- Assignment 1
According to the text on polycystic ovary syndrome below, in what year was the syndrome first described?
- Assignment 2
Continue the text on polycystic ovary syndrome below, picking up after its final sentence.

___ Extracted text ___

The final contribution to this issue of Seminars in Thrombosis & Hemostasis, by Targher et al, is on hemostatic and fibrinolytic abnormalities in the under-recognized condition called polycystic ovary syndrome (PCOS).[27] Although under-recognized, PCOS is the most common form of anovulatory infertility, affecting up to 10% of women of reproductive age. This syndrome was first described in 1935 when American gynecologists Stein and Leventhal associated the presence of ovarian cysts with anovulation, obesity, and hirsutism. For many years, the effects of PCOS on coagulation and fibrinolysis have remained largely unexplored. This timely review accordingly summarizes current knowledge on the effects of PCOS on coagulation and fibrinolysis, and the putative mechanisms by which PCOS may contribute to the development of coagulation and fibrinolytic disorders. Till date, there is relatively strong evidence suggesting that PCOS is associated with increased platelet aggregation and decreased plasma fibrinolytic activity. However, whether these hemostatic disorders are linked to the abnormal hormonal system in PCOS remains to be elucidated. Moreover, it should be emphasized that PCOS is a heterogeneous endocrine condition, and that the number of published studies till date is limited, the sample size of these is typically small, and the selection of control subjects not always appropriate. Future well-designed studies on larger cohorts of carefully characterized PCOS patients are needed to provide more comprehensive information on both the condition, and its relationship with hemostasis and prothrombotic tendency.

___ Material provided ___

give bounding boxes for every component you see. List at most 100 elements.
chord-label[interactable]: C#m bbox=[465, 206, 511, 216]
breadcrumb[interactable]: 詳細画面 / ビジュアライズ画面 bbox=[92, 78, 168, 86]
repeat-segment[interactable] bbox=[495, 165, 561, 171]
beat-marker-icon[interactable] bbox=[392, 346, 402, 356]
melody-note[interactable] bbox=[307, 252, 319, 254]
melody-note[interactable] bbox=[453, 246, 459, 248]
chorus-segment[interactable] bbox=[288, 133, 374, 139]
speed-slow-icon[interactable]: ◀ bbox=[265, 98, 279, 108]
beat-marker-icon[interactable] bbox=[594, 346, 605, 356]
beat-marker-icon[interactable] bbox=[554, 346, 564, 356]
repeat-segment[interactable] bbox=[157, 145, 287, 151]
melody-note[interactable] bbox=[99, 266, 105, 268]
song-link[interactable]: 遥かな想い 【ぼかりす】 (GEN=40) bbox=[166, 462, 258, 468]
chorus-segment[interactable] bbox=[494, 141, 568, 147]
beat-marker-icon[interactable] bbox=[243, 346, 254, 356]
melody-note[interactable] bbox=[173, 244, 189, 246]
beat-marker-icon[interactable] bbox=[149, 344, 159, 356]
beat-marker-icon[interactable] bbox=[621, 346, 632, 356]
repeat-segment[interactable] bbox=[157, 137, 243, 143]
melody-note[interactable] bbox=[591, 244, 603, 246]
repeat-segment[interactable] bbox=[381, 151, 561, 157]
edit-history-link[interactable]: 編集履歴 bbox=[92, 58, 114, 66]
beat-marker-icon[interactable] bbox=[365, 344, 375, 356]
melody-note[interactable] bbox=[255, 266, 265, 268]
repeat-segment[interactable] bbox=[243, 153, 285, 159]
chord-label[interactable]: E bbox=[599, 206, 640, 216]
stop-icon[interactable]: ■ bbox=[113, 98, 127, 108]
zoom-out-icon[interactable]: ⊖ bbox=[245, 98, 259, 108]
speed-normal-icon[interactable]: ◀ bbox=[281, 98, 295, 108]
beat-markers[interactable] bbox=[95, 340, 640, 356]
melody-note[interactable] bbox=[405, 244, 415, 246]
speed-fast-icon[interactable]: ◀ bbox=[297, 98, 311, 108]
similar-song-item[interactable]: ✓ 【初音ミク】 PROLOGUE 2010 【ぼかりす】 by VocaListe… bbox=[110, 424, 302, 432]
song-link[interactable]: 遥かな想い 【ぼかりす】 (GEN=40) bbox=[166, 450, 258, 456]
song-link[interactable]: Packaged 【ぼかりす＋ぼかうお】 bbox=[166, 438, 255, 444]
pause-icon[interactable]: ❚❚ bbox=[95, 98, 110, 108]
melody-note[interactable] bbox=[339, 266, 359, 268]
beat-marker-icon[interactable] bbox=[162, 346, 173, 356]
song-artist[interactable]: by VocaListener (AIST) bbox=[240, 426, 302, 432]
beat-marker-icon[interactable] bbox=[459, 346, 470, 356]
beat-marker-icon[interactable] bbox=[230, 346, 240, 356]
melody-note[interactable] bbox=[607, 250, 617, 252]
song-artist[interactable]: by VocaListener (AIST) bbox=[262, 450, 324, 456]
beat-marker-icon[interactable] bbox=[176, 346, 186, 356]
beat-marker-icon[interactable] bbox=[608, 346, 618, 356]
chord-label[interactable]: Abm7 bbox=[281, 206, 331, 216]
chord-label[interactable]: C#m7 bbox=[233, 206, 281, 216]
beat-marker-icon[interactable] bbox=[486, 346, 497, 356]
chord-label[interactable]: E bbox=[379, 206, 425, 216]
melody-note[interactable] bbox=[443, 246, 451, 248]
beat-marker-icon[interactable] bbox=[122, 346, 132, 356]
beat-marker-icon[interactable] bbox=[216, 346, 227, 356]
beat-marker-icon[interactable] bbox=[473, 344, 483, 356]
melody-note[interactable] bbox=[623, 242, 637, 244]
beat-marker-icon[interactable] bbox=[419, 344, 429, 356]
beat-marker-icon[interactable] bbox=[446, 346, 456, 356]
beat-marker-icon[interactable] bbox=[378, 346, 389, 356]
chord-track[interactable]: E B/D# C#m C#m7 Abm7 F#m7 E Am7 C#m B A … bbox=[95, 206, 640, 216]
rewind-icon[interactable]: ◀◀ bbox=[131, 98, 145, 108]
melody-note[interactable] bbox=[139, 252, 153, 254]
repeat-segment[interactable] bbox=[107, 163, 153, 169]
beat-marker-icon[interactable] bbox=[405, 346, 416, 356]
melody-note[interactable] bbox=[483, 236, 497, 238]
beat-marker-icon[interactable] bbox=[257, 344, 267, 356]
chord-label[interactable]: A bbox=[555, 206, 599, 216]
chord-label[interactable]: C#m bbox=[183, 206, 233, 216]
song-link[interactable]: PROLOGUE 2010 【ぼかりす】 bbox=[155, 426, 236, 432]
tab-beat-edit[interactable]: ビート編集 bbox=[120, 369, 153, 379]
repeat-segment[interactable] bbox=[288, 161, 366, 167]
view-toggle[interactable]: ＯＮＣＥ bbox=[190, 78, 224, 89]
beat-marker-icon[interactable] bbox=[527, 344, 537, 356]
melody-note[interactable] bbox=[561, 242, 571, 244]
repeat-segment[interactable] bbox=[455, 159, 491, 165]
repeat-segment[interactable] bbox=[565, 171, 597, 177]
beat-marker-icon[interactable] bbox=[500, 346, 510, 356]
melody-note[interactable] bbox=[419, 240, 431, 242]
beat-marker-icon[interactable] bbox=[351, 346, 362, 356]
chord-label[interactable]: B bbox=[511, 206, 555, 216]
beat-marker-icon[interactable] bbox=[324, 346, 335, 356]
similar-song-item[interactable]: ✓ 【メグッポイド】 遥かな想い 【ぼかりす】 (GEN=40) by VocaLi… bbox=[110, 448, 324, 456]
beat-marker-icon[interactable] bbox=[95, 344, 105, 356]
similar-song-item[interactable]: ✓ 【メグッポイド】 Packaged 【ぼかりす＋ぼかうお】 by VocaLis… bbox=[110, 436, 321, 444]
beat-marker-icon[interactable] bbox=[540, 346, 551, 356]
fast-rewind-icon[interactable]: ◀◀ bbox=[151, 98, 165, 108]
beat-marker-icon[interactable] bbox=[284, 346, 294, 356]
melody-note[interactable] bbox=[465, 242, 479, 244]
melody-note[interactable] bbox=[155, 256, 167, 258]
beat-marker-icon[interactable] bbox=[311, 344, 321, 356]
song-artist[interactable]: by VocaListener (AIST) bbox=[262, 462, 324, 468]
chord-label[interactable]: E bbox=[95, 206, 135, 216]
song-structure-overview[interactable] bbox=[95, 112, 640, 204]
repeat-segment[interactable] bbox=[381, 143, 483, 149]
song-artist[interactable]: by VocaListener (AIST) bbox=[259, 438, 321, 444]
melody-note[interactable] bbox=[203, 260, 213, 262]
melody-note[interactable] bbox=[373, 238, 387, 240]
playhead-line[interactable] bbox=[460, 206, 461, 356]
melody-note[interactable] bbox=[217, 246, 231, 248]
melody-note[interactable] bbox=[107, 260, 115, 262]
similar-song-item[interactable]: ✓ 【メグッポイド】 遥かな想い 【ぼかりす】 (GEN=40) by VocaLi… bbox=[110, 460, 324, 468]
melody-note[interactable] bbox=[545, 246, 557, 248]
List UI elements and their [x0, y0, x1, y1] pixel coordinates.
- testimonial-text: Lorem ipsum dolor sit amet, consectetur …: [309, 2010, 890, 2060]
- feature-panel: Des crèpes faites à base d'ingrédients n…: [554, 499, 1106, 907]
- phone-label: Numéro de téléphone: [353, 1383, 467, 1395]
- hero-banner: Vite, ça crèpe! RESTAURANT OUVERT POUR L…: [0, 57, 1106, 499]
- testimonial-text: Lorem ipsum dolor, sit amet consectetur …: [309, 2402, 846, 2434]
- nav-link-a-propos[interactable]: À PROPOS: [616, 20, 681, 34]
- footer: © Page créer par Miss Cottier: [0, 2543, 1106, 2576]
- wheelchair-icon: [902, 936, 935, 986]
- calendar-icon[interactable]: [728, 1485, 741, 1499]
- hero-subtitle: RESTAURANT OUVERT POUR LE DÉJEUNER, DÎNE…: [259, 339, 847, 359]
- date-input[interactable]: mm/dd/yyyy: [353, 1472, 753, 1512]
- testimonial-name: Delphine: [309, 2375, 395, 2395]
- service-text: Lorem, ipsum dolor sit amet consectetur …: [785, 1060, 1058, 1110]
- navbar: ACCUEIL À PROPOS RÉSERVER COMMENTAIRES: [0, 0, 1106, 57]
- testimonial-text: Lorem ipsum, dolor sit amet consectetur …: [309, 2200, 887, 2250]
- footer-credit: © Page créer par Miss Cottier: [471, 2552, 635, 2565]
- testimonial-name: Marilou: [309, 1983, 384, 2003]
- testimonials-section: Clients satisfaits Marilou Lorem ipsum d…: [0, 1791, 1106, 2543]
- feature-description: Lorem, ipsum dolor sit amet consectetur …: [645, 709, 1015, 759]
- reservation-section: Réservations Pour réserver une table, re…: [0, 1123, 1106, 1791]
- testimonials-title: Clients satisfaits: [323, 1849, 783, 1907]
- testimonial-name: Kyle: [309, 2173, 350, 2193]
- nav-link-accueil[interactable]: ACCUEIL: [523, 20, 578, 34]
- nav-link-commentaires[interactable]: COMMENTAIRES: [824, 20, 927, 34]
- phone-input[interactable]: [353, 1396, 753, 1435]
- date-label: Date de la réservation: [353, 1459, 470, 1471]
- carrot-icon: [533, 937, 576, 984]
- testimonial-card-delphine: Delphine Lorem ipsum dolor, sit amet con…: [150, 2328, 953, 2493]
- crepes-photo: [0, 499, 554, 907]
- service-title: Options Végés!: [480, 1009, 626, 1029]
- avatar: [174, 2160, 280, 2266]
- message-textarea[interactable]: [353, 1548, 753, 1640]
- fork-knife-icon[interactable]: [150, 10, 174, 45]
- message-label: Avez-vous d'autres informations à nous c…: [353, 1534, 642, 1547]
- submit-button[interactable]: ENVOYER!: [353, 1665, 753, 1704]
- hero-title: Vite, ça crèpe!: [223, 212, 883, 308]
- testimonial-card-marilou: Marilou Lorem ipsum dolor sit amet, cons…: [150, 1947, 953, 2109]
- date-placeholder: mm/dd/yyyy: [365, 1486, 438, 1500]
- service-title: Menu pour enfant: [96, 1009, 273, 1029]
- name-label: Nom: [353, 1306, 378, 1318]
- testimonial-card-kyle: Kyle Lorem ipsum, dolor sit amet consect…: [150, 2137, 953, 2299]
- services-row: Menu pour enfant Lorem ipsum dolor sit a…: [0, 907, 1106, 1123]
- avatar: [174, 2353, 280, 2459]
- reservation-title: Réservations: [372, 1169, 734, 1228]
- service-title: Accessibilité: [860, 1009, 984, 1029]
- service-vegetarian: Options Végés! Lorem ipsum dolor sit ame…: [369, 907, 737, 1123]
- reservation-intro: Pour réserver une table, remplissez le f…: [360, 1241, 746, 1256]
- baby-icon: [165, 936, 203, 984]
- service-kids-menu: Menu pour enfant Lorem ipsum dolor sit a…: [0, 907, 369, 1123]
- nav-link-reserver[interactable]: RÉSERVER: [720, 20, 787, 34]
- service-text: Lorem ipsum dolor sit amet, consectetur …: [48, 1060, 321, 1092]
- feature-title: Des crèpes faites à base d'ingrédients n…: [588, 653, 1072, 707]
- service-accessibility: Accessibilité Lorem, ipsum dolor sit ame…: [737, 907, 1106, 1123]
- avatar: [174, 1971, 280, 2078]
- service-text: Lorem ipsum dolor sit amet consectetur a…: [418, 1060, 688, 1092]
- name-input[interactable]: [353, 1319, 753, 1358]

___

- Result 1
1935

- Result 2
As always, I thank all the authors of this issue of Seminars in Thrombosis & Hemostasis for their original and comprehensive contributions. However, I also especially thank the contributing early pioneers, assuming they will forgive me for calling them so, and namely Pier Mannuccio Mannucci, Joel Moake, Alan Nurden, Hau Kwaan, and Antonio Girolami. For interested readers, Hau Kwaan's original publication in PubMed is dated 1956,[28] and Antonio Girolami's 1959.[29] Pier Mannuccio Mannucci, Joel Moake, and Alan Nurden were introduced to the field a little later, with initial contributions respectively dated 1963,[30] 1970,[31] and 1974.[32] Also outstanding is that these five pioneers have contributed a total of nearly 2,700 publications to the literature according to PubMed.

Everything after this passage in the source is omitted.